▶ Textauszug
Bei der Einordnung der Reise der beiden iranischen Kriegsschiffe kaprizieren sich viele Beobachter darauf, dass es dem Iran endlich gelungen sei, den Beweis für ‚blue water operations‘ anzutreten. Die Ambition ist nicht neu. Schon im September 2011 kündigte der damalige Marinebefehlshaber, Konteradmiral Habibollah Sayyari, an, Marineschiffe im Atlantischen Ozean nahe der Territorialgewässer der Vereinigten Staaten zu stationieren. Ob die jetzige ‚Jungfernfahrt‘ der iranischen Marine tatsächlich als ein Indikator für zukünftige und dauerhafte weiterreichende Operationen der iranischen Seestreitkräfte zu werten ist, wird die Zukunft zeigen. Sicherlich ist es für die Marine und die Regierung in Teheran ein Ausdruck seiner maritimen Fähigkeiten und Beweis der Leistungsfähigkeit – allen westlichen Aversionen und Beschränkungen zum Trotz. „Die Gegenwart iranischer Schiffe im Atlantik ist ein Wendepunkt“ titelt Teheran Times am 15. Juni 2021.

▶ Arbeitsauftrag 1
In welchem Monat und Jahr kündigte Konteradmiral Habibollah Sayyari laut dem Text über die iranischen Kriegsschiffe an, Marineschiffe im Atlantischen Ozean zu stationieren?

▶ Übungsmaterial
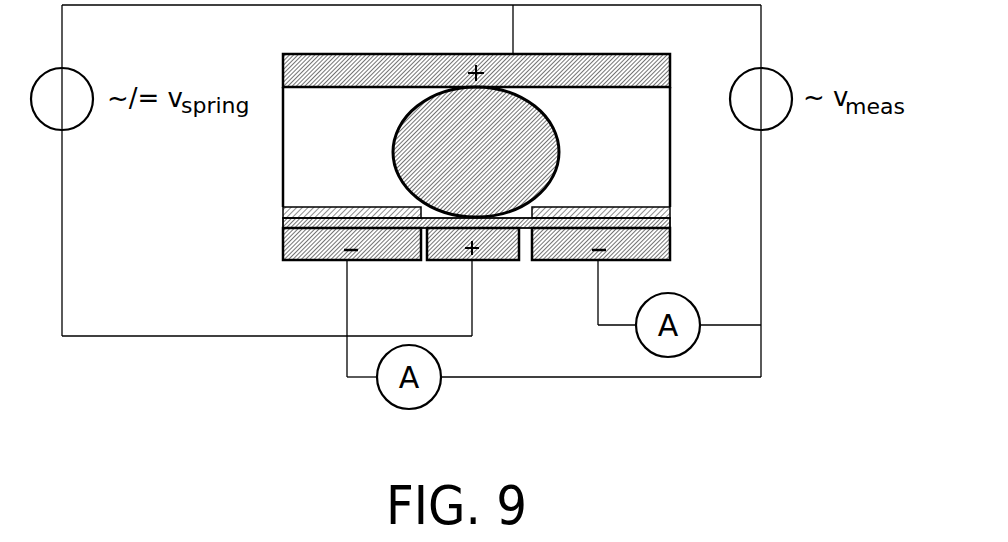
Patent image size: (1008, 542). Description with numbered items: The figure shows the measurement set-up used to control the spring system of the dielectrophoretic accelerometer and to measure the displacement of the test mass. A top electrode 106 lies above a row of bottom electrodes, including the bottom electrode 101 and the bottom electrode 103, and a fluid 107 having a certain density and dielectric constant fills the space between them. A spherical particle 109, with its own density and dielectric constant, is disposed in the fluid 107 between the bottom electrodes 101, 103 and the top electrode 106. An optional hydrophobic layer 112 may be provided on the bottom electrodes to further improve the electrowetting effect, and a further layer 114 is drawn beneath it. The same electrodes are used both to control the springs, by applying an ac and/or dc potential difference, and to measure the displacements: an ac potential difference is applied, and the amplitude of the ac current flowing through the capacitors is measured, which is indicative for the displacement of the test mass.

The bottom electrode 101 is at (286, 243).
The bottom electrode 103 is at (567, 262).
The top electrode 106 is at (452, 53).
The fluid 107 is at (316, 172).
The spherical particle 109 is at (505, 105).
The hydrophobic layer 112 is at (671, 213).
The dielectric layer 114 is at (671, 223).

---

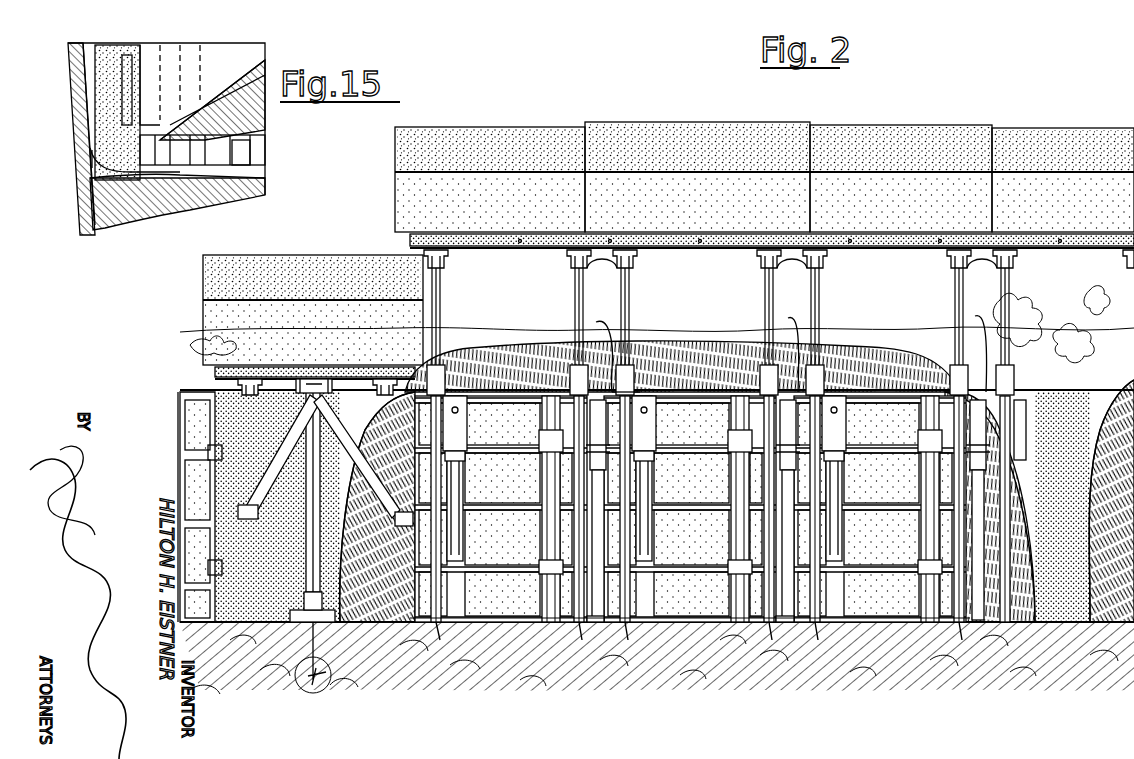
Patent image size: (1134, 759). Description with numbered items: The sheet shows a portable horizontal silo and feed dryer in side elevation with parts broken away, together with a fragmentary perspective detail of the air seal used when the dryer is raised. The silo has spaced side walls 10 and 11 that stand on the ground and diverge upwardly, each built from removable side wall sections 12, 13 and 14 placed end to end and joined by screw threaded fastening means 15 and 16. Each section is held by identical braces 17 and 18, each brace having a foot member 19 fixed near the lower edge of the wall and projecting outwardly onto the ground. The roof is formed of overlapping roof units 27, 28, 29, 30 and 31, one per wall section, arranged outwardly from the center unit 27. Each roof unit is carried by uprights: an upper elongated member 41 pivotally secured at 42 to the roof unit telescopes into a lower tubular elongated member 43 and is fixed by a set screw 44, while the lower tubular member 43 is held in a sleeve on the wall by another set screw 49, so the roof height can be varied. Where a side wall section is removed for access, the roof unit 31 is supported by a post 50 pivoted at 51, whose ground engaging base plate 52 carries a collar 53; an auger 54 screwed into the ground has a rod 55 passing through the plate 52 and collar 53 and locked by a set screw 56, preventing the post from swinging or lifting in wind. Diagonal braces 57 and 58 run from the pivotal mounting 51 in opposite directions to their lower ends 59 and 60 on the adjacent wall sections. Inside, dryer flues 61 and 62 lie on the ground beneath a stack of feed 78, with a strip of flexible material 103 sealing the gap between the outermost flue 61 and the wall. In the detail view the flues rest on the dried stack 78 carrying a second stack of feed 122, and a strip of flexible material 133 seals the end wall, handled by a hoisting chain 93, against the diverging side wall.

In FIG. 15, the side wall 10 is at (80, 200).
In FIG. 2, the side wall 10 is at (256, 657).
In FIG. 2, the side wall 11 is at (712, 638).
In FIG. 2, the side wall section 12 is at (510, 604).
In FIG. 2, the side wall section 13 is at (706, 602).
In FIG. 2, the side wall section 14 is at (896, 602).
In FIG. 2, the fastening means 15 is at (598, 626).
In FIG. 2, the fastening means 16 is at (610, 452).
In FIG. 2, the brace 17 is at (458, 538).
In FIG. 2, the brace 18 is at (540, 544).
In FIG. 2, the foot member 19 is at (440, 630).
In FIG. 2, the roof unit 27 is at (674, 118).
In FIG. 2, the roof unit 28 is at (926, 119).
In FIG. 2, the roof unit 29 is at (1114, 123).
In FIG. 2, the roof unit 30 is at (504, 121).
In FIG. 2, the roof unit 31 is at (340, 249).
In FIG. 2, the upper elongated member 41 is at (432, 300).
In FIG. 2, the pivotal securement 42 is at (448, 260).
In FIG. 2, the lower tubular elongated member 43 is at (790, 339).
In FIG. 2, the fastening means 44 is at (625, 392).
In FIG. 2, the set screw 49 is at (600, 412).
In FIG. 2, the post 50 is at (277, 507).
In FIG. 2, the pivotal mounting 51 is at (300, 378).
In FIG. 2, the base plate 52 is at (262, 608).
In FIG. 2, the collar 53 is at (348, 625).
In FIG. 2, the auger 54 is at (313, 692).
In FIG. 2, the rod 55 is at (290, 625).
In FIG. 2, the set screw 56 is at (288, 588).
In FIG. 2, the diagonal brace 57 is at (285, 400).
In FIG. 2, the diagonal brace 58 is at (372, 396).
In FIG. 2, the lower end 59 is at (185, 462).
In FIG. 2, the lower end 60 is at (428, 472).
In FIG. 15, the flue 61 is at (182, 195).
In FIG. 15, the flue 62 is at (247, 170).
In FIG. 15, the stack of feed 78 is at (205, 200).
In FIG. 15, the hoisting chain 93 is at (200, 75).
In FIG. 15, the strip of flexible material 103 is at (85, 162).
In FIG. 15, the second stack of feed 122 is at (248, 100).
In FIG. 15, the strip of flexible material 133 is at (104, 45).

▶ Arbeitsauftrag 2
Überführe die Zeilen der Einträge von der Zeile mit „Patent image size: (1008, 542).“ bis zur Zeile mit „The top electrode 106 is at (452, 53).“ in eine JSON-Liste von Zeichenketten. Jede Zeile wird zu einer Zeichenkette, und Leerzeilen entfallen.

▶ Ergebnis 1
Im September 2011.

▶ Ergebnis 2
[
  "Patent image size: (1008, 542). Description with numbered items: The figure shows the measurement set-up used to control the spring system of the dielectrophoretic accelerometer and to measure the displacement of the test mass. A top electrode 106 lies above a row of bottom electrodes, including the bottom electrode 101 and the bottom electrode 103, and a fluid 107 having a certain density and dielectric constant fills the space between them. A spherical particle 109, with its own density and dielectric constant, is disposed in the fluid 107 between the bottom electrodes 101, 103 and the top electrode 106. An optional hydrophobic layer 112 may be provided on the bottom electrodes to further improve the electrowetting effect, and a further layer 114 is drawn beneath it. The same electrodes are used both to control the springs, by applying an ac and/or dc potential difference, and to measure the displacements: an ac potential difference is applied, and the amplitude of the ac current flowing through the capacitors is measured, which is indicative for the displacement of the test mass.",
  "The bottom electrode 101 is at (286, 243).",
  "The bottom electrode 103 is at (567, 262).",
  "The top electrode 106 is at (452, 53)."
]